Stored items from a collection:
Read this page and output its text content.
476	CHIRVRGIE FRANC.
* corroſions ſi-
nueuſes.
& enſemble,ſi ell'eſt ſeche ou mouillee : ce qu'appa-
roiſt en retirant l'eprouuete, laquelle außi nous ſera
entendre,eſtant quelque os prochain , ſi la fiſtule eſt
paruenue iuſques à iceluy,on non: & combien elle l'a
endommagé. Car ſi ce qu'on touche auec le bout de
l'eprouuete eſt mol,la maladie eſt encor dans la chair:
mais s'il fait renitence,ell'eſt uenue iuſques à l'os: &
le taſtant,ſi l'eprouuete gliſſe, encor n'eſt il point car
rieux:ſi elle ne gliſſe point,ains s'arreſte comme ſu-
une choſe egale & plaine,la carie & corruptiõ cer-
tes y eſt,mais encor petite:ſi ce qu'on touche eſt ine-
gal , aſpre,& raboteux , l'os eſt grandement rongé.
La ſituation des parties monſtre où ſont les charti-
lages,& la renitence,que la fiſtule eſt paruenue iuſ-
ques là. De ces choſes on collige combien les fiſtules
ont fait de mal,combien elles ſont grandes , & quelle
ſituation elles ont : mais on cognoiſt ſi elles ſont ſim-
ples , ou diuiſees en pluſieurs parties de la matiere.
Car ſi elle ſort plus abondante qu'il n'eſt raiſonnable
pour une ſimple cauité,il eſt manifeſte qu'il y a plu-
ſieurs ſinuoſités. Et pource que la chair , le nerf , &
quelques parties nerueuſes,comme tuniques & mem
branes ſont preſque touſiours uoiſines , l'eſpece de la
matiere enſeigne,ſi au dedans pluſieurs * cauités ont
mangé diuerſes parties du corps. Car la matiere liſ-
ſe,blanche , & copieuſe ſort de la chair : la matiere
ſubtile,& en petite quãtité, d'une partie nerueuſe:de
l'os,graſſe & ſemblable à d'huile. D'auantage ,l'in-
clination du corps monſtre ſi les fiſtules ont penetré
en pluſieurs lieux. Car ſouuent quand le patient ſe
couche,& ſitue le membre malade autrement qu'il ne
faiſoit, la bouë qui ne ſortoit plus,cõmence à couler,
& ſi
==
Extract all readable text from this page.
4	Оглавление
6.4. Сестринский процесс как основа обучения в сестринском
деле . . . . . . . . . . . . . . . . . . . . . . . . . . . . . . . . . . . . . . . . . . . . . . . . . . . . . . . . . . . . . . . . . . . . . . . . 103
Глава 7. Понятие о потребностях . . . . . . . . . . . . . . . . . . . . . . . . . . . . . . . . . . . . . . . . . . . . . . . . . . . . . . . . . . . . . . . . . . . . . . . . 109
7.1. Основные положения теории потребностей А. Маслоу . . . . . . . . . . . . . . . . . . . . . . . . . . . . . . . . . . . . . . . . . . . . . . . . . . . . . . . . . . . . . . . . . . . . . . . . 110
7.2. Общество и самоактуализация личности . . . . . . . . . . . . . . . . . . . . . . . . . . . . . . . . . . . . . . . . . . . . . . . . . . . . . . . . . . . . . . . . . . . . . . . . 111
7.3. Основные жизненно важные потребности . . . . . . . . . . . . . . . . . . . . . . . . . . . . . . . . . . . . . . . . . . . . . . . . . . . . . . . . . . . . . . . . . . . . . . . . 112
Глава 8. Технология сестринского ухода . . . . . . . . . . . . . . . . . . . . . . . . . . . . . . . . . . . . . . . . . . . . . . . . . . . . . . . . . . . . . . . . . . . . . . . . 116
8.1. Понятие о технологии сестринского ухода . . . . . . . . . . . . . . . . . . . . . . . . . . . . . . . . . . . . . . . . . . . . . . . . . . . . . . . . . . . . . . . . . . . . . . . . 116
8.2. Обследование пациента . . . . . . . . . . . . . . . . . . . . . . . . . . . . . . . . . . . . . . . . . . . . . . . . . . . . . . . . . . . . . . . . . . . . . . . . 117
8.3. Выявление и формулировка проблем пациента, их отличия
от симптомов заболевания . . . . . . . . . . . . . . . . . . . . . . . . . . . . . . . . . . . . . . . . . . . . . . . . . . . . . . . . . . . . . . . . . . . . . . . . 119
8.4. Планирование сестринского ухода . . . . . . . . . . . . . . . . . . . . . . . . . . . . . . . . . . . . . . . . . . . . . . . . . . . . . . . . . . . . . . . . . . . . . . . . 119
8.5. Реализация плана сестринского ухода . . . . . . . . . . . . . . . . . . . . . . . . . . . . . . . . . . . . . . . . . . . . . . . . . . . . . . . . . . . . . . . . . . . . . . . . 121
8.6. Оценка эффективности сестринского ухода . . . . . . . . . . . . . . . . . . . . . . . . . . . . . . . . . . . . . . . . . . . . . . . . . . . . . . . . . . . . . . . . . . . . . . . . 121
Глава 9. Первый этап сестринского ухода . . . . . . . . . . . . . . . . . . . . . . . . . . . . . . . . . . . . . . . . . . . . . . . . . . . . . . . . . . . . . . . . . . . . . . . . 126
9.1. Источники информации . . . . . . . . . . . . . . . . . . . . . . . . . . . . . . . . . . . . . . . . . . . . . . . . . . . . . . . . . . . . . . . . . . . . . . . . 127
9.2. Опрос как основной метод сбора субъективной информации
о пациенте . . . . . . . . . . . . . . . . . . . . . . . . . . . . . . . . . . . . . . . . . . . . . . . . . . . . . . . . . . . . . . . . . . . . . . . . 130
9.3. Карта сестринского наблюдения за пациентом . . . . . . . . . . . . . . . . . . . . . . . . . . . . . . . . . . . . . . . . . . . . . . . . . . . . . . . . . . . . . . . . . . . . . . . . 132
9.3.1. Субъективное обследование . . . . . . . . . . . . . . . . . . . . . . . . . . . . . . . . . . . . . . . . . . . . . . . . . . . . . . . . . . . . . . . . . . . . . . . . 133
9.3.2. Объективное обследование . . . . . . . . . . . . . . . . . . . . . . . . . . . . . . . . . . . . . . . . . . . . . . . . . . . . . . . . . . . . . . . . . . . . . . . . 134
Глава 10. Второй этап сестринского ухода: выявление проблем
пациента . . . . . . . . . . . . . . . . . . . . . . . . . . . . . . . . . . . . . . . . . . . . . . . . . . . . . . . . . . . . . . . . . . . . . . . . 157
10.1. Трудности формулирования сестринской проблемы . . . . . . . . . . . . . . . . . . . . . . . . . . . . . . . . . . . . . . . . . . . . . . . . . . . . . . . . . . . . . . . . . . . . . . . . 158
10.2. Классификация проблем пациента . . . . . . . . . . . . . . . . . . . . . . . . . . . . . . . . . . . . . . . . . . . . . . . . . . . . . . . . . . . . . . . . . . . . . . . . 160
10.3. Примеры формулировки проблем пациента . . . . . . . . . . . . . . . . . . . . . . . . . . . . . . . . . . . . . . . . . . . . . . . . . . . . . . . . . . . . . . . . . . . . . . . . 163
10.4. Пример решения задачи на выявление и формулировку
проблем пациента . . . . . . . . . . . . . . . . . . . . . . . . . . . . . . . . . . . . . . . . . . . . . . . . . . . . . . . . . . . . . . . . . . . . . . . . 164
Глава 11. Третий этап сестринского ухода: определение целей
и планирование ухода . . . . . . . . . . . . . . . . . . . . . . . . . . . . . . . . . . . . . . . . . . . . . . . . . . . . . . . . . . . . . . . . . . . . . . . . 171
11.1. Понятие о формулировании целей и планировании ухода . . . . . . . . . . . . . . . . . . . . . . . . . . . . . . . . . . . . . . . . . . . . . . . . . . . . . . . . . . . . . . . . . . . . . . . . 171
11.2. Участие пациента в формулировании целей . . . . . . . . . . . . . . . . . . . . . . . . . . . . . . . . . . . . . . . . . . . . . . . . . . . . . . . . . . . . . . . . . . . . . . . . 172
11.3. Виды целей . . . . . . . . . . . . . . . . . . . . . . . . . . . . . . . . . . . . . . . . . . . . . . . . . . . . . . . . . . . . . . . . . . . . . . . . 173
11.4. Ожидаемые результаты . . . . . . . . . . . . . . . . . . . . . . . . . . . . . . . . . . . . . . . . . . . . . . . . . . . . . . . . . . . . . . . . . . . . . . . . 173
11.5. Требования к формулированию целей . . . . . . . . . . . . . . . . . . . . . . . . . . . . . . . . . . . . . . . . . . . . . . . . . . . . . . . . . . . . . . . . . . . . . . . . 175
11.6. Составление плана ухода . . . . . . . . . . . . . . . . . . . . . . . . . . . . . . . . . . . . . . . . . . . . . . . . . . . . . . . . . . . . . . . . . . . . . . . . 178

Directions for this task: Report all lines of the data that include the word "плана".

Answer to the task:
8.5. Реализация плана сестринского ухода . . . . . . . . . . . . . . . . . . . . . . . . . . . . . . . . . . . . . . . . . . . . . . . . . . . . . . . . . . . . . . . . . . . . . . . . 121
11.6. Составление плана ухода . . . . . . . . . . . . . . . . . . . . . . . . . . . . . . . . . . . . . . . . . . . . . . . . . . . . . . . . . . . . . . . . . . . . . . . . 178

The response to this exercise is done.